* [Exercise] Work out how many lines include "above" and answer with that number only.
* Begin Data lines *
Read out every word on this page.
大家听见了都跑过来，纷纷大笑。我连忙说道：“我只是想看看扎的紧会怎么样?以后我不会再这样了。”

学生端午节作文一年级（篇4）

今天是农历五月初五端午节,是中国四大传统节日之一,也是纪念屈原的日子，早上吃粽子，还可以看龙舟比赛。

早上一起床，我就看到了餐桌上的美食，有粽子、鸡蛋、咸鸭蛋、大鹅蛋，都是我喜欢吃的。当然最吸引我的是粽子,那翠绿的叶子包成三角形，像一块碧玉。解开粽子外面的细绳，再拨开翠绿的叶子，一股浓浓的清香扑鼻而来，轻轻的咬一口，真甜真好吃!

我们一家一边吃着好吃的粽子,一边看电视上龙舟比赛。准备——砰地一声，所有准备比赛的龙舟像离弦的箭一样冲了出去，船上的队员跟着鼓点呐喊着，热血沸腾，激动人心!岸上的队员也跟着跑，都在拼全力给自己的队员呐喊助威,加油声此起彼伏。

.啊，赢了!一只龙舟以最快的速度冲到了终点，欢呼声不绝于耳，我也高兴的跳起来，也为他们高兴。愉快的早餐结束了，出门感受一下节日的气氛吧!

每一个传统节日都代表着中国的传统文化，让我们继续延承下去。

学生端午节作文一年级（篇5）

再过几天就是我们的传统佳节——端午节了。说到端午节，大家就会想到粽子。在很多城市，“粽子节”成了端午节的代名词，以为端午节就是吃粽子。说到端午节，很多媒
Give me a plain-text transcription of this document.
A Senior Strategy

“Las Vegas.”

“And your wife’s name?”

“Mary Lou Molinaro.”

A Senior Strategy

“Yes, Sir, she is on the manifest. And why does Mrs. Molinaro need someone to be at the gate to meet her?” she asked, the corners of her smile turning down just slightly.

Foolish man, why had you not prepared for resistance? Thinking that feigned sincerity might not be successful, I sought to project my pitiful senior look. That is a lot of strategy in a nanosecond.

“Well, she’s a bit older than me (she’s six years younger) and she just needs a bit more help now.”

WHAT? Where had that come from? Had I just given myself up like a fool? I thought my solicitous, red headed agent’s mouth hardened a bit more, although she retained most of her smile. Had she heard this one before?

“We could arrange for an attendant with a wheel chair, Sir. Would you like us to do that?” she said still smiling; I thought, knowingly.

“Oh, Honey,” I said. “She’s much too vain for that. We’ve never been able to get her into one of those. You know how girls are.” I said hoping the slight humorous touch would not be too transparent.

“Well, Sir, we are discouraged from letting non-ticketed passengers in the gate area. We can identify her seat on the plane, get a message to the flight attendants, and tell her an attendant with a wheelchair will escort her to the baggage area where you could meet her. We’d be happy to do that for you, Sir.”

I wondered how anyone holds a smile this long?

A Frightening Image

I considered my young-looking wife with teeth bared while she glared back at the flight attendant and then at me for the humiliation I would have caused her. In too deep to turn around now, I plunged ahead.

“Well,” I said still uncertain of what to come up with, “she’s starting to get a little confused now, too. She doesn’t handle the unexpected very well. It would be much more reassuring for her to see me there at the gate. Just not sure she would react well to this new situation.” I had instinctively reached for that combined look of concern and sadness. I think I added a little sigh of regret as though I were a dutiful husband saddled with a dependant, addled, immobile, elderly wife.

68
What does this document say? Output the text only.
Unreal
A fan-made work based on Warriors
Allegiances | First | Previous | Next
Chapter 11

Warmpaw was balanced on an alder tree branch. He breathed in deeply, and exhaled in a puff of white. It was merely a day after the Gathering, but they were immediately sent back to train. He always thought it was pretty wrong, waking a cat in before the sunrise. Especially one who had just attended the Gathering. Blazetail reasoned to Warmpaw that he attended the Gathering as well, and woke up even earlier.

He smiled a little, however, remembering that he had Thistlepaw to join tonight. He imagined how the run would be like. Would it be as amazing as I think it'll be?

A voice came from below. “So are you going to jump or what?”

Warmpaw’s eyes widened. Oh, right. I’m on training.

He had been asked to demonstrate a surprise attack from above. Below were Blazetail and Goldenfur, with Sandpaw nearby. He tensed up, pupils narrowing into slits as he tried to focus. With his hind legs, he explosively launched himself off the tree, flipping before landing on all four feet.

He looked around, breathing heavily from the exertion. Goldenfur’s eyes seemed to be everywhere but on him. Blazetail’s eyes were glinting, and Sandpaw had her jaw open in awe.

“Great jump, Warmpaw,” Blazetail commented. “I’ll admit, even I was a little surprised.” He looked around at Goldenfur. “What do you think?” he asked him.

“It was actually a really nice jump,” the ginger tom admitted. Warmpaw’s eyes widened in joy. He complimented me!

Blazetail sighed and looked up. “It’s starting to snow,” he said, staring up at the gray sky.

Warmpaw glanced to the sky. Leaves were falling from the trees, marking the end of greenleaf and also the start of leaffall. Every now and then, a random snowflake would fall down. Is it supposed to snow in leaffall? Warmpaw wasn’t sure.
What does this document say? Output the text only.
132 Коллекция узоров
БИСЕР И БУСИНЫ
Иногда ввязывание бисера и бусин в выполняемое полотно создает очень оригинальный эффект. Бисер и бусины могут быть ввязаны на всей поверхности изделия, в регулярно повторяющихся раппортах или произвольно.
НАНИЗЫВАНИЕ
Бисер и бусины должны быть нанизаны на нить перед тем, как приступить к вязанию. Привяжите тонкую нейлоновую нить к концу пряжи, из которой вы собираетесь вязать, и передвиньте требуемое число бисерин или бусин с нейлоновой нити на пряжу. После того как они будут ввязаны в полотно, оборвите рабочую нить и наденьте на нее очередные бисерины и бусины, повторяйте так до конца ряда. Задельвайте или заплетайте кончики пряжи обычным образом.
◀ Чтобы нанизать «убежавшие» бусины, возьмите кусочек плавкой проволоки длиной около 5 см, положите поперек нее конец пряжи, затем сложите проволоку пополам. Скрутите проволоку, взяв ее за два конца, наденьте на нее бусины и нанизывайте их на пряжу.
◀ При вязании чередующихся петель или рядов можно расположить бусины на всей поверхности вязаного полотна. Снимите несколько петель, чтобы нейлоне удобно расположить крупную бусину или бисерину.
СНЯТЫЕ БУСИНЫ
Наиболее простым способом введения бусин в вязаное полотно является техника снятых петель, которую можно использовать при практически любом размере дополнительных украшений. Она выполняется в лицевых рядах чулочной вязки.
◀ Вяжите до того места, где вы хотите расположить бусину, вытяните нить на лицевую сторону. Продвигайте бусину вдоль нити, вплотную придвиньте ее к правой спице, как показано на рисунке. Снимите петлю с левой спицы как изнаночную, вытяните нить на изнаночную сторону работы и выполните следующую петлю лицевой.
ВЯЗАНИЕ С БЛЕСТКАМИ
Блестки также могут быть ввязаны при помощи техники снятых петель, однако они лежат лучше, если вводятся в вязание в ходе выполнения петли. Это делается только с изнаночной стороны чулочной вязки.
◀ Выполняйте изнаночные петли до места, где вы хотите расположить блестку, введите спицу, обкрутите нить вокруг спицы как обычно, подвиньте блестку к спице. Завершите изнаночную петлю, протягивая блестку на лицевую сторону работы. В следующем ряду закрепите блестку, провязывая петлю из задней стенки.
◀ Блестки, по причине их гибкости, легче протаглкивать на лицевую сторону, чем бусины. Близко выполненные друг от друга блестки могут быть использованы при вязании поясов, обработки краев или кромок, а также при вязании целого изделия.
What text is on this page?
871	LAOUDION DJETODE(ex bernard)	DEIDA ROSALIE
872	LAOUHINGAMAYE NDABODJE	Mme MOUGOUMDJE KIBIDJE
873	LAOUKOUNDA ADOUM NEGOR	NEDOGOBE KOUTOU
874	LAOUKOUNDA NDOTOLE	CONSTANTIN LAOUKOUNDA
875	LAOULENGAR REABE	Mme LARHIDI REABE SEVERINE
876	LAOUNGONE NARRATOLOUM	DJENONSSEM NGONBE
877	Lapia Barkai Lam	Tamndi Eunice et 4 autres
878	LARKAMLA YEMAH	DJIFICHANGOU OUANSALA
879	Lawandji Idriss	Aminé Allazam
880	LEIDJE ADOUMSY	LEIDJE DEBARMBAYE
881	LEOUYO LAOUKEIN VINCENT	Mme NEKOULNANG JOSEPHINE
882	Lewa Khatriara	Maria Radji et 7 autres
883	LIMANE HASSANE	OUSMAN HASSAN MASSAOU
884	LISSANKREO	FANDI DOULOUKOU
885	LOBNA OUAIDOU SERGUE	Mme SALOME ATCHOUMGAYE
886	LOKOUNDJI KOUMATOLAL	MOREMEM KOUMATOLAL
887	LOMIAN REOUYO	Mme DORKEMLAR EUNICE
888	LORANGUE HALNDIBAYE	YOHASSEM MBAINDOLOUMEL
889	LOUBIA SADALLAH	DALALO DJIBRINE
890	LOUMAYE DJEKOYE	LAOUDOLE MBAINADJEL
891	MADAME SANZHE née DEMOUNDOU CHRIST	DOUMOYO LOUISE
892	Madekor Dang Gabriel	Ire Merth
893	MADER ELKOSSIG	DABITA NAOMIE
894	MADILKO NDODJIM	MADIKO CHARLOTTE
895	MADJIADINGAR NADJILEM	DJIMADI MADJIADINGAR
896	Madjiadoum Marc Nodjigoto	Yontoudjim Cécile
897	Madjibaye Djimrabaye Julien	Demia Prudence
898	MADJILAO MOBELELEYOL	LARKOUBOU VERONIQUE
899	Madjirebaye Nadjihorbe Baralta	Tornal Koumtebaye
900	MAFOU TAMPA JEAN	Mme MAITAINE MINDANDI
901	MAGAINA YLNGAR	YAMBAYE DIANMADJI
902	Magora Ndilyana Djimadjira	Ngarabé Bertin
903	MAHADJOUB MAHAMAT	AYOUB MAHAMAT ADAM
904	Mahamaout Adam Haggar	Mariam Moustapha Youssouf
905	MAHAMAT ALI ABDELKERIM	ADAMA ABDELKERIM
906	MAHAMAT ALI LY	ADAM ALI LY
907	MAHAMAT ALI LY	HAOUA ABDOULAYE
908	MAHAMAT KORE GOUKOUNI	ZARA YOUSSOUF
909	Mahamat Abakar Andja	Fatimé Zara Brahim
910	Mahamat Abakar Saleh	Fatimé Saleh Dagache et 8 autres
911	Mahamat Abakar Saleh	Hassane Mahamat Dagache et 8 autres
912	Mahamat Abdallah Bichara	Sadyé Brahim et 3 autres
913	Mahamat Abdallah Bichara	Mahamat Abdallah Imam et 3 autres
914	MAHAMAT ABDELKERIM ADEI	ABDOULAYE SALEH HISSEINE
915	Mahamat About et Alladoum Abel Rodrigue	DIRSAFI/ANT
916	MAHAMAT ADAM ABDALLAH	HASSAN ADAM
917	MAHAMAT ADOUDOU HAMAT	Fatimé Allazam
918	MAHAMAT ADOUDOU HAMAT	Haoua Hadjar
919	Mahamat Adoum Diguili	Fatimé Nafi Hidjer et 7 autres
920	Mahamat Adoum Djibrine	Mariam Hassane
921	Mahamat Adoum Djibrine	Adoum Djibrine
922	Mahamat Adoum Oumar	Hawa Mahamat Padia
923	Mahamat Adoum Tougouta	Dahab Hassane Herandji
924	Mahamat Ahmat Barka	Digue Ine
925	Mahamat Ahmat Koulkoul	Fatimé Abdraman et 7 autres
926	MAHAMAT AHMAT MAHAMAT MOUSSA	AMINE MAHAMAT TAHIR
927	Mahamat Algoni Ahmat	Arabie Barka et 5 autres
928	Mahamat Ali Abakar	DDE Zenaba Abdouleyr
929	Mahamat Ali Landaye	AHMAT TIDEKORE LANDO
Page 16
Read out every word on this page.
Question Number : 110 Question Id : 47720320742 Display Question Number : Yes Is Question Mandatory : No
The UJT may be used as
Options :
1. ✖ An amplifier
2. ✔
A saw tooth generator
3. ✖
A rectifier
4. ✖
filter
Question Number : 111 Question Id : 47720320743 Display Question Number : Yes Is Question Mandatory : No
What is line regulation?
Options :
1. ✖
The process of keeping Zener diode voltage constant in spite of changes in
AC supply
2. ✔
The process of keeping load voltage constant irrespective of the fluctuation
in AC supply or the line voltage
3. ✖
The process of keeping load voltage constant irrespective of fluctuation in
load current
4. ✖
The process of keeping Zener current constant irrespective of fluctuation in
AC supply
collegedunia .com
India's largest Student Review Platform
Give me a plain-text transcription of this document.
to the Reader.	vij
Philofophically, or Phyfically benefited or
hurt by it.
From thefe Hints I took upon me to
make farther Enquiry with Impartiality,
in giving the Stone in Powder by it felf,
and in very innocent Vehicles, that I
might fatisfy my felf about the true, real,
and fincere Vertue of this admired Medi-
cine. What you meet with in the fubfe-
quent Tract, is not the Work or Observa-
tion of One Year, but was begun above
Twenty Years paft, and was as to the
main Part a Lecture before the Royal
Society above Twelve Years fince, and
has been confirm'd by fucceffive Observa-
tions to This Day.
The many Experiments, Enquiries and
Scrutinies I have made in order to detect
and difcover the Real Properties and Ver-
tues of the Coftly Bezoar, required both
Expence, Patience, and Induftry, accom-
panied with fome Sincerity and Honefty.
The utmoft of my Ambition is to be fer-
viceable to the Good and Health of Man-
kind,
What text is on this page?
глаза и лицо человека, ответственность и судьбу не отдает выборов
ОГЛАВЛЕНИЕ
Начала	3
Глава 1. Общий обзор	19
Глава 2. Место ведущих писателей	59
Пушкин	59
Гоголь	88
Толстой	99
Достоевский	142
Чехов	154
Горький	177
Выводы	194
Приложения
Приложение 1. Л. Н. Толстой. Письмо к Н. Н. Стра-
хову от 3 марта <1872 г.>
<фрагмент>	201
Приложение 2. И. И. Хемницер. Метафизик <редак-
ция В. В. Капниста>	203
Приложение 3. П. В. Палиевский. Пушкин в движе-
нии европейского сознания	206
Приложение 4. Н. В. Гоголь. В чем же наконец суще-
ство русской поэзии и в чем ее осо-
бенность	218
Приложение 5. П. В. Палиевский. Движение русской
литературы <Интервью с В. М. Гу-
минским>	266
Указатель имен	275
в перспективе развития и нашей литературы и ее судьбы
* End Data lines *
* [Complete response] 3